> Written request: Copy every line of the items below word for word, changing nothing.

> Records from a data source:
◆ ◆ ◆ ◆ ◆ ◆ ◆

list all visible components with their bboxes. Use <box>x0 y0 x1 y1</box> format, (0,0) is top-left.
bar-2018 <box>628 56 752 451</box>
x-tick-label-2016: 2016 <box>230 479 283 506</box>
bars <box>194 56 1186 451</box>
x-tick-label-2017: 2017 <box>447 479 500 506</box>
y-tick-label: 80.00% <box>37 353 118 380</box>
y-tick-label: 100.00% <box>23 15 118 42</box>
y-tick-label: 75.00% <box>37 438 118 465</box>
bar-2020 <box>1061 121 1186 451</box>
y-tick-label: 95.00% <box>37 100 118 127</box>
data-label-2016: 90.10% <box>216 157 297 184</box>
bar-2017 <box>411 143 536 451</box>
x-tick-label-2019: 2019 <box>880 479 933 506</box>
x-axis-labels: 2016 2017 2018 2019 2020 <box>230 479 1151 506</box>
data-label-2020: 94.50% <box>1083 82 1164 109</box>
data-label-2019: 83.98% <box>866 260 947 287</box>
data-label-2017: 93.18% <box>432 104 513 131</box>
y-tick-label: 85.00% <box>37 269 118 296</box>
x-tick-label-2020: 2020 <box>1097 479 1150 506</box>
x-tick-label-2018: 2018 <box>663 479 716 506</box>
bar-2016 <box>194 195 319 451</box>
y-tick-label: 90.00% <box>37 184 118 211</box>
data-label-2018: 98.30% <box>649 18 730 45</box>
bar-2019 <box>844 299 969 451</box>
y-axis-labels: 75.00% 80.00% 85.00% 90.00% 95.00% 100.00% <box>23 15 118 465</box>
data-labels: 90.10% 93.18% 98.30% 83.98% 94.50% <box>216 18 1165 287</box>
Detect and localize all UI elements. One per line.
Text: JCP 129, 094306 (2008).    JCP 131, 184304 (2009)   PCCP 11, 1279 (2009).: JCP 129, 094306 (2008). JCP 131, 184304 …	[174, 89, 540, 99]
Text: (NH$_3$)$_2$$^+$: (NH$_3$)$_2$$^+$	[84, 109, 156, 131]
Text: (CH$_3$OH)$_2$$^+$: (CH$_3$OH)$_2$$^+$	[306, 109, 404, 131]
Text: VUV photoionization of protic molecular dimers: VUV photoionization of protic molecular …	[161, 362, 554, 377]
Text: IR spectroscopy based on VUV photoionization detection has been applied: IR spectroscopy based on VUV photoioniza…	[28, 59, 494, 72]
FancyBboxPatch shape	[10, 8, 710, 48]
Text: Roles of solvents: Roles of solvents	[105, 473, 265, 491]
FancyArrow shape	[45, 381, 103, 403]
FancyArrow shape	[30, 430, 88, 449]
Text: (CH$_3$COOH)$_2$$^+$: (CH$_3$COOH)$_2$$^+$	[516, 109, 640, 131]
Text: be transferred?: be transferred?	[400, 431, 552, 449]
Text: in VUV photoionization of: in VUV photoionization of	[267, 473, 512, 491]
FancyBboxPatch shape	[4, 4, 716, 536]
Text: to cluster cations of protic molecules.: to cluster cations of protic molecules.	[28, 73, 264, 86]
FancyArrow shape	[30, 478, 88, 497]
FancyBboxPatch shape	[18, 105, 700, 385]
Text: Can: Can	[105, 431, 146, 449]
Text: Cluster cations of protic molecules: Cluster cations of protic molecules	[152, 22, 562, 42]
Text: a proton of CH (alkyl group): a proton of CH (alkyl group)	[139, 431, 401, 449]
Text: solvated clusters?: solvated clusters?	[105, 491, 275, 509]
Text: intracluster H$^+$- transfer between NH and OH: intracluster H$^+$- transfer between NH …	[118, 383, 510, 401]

◆ ◆ ◆ ◆ ◆ ◆ ◆

> Problem solution:
list all visible components with their bboxes. Use <box>x0 y0 x1 y1</box> format, (0,0) is top-left.
bar-2018 <box>628 56 752 451</box>
x-tick-label-2016: 2016 <box>230 479 283 506</box>
bars <box>194 56 1186 451</box>
x-tick-label-2017: 2017 <box>447 479 500 506</box>
y-tick-label: 80.00% <box>37 353 118 380</box>
y-tick-label: 100.00% <box>23 15 118 42</box>
y-tick-label: 75.00% <box>37 438 118 465</box>
bar-2020 <box>1061 121 1186 451</box>
y-tick-label: 95.00% <box>37 100 118 127</box>
data-label-2016: 90.10% <box>216 157 297 184</box>
bar-2017 <box>411 143 536 451</box>
x-tick-label-2019: 2019 <box>880 479 933 506</box>
x-axis-labels: 2016 2017 2018 2019 2020 <box>230 479 1151 506</box>
data-label-2020: 94.50% <box>1083 82 1164 109</box>
data-label-2019: 83.98% <box>866 260 947 287</box>
data-label-2017: 93.18% <box>432 104 513 131</box>
y-tick-label: 85.00% <box>37 269 118 296</box>
x-tick-label-2020: 2020 <box>1097 479 1150 506</box>
x-tick-label-2018: 2018 <box>663 479 716 506</box>
bar-2016 <box>194 195 319 451</box>
y-tick-label: 90.00% <box>37 184 118 211</box>
data-label-2018: 98.30% <box>649 18 730 45</box>
bar-2019 <box>844 299 969 451</box>
y-axis-labels: 75.00% 80.00% 85.00% 90.00% 95.00% 100.00% <box>23 15 118 465</box>
data-labels: 90.10% 93.18% 98.30% 83.98% 94.50% <box>216 18 1165 287</box>
Detect and localize all UI elements. One per line.
Text: JCP 129, 094306 (2008).    JCP 131, 184304 (2009)   PCCP 11, 1279 (2009).: JCP 129, 094306 (2008). JCP 131, 184304 …	[174, 89, 540, 99]
Text: (NH$_3$)$_2$$^+$: (NH$_3$)$_2$$^+$	[84, 109, 156, 131]
Text: (CH$_3$OH)$_2$$^+$: (CH$_3$OH)$_2$$^+$	[306, 109, 404, 131]
Text: VUV photoionization of protic molecular dimers: VUV photoionization of protic molecular …	[161, 362, 554, 377]
Text: IR spectroscopy based on VUV photoionization detection has been applied: IR spectroscopy based on VUV photoioniza…	[28, 59, 494, 72]
FancyBboxPatch shape	[10, 8, 710, 48]
Text: Roles of solvents: Roles of solvents	[105, 473, 265, 491]
FancyArrow shape	[45, 381, 103, 403]
FancyArrow shape	[30, 430, 88, 449]
Text: (CH$_3$COOH)$_2$$^+$: (CH$_3$COOH)$_2$$^+$	[516, 109, 640, 131]
Text: be transferred?: be transferred?	[400, 431, 552, 449]
Text: in VUV photoionization of: in VUV photoionization of	[267, 473, 512, 491]
FancyBboxPatch shape	[4, 4, 716, 536]
Text: to cluster cations of protic molecules.: to cluster cations of protic molecules.	[28, 73, 264, 86]
FancyArrow shape	[30, 478, 88, 497]
FancyBboxPatch shape	[18, 105, 700, 385]
Text: Can: Can	[105, 431, 146, 449]
Text: Cluster cations of protic molecules: Cluster cations of protic molecules	[152, 22, 562, 42]
Text: a proton of CH (alkyl group): a proton of CH (alkyl group)	[139, 431, 401, 449]
Text: solvated clusters?: solvated clusters?	[105, 491, 275, 509]
Text: intracluster H$^+$- transfer between NH and OH: intracluster H$^+$- transfer between NH …	[118, 383, 510, 401]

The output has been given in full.